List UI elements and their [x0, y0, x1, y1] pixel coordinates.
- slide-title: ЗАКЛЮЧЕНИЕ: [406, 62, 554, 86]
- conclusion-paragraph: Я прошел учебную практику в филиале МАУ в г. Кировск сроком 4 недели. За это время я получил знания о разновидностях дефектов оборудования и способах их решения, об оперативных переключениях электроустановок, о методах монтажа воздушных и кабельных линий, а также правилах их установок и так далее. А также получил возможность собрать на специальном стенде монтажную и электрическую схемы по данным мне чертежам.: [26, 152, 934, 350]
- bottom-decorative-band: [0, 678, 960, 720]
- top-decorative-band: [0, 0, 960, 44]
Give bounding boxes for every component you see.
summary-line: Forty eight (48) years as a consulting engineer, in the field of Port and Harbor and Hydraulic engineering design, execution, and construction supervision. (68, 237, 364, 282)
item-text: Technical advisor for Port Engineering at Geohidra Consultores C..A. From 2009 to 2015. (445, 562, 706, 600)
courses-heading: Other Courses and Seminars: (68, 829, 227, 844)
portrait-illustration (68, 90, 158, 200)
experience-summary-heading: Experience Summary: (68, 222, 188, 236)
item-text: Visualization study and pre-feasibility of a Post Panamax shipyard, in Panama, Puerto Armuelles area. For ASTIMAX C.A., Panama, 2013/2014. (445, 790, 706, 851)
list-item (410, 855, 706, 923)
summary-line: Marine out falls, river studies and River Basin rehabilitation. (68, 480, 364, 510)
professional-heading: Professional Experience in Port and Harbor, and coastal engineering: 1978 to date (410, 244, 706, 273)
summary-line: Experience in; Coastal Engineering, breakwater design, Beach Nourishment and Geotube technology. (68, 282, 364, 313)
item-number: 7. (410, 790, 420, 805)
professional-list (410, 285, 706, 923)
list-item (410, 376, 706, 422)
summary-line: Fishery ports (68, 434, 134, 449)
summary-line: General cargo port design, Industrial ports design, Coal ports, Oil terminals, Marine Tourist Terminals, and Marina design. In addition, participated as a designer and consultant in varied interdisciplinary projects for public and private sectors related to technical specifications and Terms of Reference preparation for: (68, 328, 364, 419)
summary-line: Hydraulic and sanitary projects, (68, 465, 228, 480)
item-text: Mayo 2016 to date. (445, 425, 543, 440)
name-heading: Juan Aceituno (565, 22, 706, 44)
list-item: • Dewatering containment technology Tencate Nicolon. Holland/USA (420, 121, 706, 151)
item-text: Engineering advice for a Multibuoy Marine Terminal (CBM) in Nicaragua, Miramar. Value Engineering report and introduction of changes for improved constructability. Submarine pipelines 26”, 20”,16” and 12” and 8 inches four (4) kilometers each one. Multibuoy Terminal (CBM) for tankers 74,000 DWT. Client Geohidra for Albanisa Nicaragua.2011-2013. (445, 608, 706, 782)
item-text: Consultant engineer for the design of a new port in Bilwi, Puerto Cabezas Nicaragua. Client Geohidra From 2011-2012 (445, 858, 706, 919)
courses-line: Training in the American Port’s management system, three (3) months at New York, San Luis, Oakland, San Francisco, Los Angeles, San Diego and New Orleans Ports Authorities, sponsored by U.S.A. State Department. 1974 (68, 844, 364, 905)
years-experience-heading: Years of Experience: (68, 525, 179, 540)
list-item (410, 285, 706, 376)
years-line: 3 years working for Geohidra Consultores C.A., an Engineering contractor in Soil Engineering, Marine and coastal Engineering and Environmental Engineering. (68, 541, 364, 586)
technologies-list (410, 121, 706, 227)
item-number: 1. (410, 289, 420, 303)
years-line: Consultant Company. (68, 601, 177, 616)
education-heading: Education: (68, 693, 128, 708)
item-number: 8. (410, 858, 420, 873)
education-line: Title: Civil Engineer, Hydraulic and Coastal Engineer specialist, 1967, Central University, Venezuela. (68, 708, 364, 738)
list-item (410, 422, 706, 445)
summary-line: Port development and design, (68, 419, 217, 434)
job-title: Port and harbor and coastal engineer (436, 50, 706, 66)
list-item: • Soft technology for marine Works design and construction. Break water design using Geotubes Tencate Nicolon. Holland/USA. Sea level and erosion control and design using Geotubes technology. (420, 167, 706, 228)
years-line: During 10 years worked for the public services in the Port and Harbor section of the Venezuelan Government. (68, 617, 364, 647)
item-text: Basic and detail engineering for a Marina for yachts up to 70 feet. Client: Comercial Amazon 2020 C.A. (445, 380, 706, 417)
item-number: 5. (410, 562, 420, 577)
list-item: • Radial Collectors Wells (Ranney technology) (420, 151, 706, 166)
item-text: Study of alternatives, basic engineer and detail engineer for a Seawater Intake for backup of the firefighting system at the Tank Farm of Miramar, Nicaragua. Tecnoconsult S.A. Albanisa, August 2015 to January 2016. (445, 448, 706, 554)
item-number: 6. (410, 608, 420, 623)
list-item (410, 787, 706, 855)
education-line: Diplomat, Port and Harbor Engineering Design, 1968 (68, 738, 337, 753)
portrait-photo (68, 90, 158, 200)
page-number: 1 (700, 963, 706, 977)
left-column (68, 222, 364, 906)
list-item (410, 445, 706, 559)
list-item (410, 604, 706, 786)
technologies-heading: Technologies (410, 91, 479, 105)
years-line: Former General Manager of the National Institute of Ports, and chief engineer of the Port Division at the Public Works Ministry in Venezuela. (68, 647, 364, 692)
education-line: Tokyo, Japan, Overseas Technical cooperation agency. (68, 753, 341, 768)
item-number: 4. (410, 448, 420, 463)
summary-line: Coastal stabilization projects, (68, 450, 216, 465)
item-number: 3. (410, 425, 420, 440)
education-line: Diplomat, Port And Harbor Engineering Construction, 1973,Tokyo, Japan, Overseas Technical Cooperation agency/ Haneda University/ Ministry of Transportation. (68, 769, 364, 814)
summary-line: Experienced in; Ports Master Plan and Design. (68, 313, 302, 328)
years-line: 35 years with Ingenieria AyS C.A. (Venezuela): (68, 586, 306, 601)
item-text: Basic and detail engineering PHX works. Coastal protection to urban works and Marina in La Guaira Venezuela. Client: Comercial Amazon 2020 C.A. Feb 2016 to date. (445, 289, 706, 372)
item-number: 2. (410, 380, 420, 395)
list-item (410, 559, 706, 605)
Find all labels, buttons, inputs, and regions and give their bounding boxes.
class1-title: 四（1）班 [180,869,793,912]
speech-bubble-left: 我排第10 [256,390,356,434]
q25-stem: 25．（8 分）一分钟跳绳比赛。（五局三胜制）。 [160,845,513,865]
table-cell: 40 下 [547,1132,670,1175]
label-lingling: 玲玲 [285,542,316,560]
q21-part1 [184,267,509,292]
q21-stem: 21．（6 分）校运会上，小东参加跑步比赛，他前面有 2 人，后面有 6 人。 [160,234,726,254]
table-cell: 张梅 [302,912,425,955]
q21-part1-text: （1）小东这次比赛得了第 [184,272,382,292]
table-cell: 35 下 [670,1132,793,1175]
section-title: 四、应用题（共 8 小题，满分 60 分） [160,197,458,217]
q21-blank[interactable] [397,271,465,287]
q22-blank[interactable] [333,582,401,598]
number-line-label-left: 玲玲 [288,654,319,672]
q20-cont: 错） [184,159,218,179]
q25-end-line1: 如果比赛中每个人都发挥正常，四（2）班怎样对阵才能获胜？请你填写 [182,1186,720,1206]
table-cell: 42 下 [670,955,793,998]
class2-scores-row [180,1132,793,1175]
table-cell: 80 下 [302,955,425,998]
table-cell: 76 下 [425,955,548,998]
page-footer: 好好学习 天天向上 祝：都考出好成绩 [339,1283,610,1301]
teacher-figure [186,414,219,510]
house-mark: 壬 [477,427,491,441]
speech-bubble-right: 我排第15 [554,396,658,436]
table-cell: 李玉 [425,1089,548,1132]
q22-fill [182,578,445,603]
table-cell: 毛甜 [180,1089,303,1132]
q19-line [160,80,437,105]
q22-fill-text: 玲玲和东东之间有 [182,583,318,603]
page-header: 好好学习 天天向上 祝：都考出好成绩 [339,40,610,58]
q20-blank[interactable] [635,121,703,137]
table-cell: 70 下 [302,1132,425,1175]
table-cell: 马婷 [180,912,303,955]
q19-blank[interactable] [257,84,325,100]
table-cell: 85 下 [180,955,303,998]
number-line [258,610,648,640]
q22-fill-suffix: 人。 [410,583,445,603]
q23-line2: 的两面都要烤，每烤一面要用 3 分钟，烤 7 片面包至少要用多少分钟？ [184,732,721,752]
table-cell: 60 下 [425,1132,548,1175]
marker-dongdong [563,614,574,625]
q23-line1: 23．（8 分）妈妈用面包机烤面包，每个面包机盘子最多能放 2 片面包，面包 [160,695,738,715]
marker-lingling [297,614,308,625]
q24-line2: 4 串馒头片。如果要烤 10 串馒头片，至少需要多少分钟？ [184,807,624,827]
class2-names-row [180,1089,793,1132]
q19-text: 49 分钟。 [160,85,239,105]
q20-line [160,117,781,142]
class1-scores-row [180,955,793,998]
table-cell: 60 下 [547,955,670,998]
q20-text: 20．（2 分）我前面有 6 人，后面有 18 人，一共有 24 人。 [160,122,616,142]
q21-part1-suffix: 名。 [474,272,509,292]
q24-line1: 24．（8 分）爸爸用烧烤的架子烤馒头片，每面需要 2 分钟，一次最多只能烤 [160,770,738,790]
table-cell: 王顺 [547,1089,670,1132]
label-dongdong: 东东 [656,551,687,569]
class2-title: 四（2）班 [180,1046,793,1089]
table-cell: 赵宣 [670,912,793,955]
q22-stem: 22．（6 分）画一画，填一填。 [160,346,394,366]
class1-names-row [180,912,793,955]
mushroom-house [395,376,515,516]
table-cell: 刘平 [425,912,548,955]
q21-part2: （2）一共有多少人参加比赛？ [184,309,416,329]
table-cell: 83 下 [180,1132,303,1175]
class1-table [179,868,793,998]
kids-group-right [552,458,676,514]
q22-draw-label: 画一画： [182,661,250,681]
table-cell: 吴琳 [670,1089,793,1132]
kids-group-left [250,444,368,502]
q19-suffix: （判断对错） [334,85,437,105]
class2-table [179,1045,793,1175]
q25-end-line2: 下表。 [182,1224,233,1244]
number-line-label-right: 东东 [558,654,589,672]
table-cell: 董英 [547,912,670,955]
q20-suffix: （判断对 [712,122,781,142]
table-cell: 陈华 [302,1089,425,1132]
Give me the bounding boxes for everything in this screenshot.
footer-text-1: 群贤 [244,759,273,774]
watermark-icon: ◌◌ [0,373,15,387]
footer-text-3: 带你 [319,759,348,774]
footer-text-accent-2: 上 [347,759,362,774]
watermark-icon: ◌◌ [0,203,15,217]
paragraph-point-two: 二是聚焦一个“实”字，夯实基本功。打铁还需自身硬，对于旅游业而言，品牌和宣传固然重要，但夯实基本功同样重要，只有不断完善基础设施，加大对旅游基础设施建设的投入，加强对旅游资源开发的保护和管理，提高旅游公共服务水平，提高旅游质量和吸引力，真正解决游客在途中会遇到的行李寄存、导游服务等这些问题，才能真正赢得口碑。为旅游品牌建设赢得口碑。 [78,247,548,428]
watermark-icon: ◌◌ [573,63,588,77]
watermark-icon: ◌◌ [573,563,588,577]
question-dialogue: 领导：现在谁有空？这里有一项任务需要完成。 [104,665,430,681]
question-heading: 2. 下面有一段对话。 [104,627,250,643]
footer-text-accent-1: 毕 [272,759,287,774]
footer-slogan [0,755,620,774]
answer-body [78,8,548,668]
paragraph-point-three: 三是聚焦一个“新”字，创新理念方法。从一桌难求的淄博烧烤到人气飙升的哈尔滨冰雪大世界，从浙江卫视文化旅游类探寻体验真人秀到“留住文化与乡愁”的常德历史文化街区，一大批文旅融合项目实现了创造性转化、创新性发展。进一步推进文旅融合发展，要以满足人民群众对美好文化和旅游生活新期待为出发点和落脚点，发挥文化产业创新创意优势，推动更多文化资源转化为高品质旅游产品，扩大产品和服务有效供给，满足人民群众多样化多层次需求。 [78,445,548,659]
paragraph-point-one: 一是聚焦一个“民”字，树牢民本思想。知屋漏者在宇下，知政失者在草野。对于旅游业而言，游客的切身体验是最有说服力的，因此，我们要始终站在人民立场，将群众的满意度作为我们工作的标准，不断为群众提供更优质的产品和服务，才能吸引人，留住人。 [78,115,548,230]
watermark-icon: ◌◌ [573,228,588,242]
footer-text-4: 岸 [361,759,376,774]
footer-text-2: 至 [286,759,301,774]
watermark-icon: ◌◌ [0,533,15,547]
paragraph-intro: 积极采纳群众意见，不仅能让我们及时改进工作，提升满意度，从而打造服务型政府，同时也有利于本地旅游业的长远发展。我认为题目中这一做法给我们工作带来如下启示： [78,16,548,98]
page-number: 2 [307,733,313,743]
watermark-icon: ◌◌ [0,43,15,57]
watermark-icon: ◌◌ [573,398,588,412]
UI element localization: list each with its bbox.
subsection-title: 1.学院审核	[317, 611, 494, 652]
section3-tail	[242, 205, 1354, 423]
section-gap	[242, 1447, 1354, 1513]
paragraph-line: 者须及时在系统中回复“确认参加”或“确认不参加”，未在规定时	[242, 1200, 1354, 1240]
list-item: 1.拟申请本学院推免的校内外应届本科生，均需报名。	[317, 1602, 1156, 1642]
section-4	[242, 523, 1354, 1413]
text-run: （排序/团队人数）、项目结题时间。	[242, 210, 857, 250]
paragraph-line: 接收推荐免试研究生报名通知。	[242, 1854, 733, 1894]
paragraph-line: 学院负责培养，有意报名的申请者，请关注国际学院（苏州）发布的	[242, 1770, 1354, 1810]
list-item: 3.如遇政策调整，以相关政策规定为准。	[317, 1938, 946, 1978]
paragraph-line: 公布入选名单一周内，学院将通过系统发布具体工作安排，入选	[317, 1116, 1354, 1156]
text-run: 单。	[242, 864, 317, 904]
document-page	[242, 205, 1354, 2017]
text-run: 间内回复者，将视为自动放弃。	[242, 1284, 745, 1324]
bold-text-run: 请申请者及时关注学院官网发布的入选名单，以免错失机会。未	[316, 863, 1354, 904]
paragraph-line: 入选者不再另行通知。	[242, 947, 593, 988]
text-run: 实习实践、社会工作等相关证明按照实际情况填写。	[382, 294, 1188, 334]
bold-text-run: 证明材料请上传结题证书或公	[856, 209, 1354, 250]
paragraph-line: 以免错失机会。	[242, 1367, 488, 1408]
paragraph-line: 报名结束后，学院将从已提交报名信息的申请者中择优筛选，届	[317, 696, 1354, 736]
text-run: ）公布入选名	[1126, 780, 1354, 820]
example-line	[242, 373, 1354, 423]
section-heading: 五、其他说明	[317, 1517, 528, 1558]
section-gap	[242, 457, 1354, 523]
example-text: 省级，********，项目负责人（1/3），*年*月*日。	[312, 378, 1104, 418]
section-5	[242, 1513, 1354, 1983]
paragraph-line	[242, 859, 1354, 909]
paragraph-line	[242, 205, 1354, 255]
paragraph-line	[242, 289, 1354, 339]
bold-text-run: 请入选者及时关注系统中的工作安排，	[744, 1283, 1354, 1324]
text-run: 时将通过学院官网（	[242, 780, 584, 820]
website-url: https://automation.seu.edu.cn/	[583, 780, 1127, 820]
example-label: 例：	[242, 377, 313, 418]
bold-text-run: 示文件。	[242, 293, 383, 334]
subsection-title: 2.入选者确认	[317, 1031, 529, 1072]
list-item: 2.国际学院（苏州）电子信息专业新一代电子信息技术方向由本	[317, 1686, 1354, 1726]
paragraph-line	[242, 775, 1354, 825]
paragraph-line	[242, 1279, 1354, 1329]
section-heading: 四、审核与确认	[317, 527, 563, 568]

# # #

[AIM]: Output the lines of the records from the start through the line that contains "- slide-title: ЗАКЛЮЧЕНИЕ: [406, 62, 554, 86]", copying each exactly and including both ends.

[RESULT OF THE EXERCISE]:
List UI elements and their [x0, y0, x1, y1] pixel coordinates.
- slide-title: ЗАКЛЮЧЕНИЕ: [406, 62, 554, 86]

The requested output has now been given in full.